== Data for this task ==

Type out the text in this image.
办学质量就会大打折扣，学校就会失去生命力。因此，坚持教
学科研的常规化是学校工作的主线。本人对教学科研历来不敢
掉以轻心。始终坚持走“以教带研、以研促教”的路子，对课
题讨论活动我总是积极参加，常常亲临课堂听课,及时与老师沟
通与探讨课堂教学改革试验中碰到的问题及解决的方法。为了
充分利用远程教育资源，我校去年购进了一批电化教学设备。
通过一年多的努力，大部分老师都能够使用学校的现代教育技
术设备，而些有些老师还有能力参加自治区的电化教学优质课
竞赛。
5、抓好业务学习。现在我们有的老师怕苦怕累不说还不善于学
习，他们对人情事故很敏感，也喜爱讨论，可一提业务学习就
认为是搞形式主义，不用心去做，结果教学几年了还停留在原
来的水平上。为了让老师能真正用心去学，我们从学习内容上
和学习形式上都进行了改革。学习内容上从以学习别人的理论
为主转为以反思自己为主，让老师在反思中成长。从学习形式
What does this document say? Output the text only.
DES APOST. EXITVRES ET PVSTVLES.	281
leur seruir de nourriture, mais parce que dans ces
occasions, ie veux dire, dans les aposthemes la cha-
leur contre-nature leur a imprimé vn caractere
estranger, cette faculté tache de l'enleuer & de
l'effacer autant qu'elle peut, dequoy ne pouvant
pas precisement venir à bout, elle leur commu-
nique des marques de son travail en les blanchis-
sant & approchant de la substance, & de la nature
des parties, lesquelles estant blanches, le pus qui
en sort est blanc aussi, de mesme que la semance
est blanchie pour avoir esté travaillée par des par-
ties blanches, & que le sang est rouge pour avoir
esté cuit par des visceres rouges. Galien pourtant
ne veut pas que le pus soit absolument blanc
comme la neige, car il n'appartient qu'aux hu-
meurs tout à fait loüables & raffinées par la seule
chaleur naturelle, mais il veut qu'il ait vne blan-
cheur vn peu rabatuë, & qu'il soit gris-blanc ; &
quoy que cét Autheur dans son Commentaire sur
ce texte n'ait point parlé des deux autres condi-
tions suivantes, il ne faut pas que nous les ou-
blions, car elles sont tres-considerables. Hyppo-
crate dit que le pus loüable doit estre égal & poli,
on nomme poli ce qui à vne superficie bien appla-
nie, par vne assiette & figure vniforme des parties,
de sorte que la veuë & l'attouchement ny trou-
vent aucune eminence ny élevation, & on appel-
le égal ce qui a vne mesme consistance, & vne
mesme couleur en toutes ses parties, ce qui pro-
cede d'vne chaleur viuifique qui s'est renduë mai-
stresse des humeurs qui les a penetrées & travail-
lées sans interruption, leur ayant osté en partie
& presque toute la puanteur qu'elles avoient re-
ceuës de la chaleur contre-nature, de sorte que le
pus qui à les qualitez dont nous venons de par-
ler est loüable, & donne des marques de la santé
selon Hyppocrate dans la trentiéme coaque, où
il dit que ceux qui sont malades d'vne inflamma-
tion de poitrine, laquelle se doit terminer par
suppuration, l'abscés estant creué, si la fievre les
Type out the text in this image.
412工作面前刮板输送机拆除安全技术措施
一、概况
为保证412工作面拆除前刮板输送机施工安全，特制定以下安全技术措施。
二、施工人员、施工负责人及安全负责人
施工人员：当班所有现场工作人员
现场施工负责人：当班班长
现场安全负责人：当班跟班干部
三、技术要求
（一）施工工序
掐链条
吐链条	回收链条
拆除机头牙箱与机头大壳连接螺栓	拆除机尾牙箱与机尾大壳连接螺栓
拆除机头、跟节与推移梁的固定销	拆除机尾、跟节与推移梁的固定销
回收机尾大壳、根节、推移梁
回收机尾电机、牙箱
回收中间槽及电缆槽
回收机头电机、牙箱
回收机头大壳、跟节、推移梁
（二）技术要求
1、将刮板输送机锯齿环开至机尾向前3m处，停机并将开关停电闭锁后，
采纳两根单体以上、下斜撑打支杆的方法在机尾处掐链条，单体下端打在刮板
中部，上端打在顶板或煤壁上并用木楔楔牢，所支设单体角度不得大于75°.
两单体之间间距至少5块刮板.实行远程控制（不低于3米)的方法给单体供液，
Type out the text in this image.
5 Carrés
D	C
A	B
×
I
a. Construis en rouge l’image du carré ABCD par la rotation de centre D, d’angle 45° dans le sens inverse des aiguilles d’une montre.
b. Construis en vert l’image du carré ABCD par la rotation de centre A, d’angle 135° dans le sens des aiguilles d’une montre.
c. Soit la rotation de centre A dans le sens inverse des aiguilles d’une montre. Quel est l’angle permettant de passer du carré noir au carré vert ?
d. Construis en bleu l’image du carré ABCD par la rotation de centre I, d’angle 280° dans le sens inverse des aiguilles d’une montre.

===

Go through the data above and find the lines with the word "poli". Copy each of those lines.

### Answer to this exercise
crate dit que le pus loüable doit estre égal & poli,
on nomme poli ce qui à vne superficie bien appla-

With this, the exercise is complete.